• Written exercise:
Can you transcribe every line of the rows below word for word, leaving the pictures out of your answer?

• Given entries:

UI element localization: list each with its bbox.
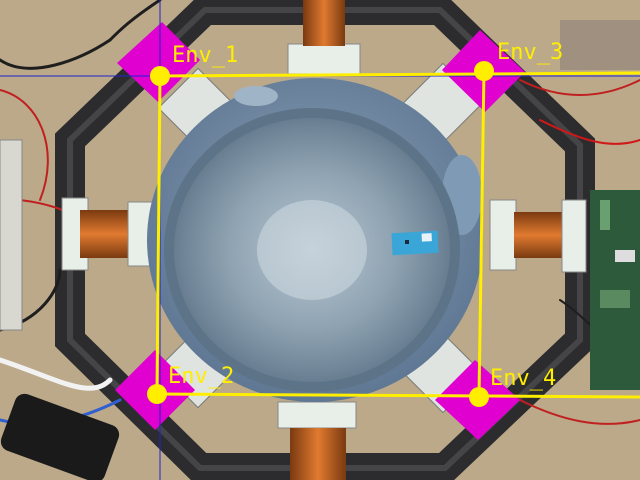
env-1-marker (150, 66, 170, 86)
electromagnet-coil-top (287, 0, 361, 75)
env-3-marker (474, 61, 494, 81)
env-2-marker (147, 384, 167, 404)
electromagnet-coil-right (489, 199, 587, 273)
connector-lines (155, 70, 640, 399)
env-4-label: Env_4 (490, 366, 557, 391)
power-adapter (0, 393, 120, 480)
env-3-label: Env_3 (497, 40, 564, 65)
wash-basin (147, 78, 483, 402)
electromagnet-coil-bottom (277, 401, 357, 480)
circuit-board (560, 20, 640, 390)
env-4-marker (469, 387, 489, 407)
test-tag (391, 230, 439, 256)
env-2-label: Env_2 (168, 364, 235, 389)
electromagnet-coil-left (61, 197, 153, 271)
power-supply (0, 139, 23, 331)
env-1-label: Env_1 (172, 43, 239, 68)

• Response to this task:
UI element localization: list each with its bbox.
env-1-marker (150, 66, 170, 86)
electromagnet-coil-top (287, 0, 361, 75)
env-3-marker (474, 61, 494, 81)
env-2-marker (147, 384, 167, 404)
electromagnet-coil-right (489, 199, 587, 273)
connector-lines (155, 70, 640, 399)
env-4-label: Env_4 (490, 366, 557, 391)
power-adapter (0, 393, 120, 480)
env-3-label: Env_3 (497, 40, 564, 65)
wash-basin (147, 78, 483, 402)
electromagnet-coil-bottom (277, 401, 357, 480)
circuit-board (560, 20, 640, 390)
env-4-marker (469, 387, 489, 407)
test-tag (391, 230, 439, 256)
env-2-label: Env_2 (168, 364, 235, 389)
electromagnet-coil-left (61, 197, 153, 271)
power-supply (0, 139, 23, 331)
env-1-label: Env_1 (172, 43, 239, 68)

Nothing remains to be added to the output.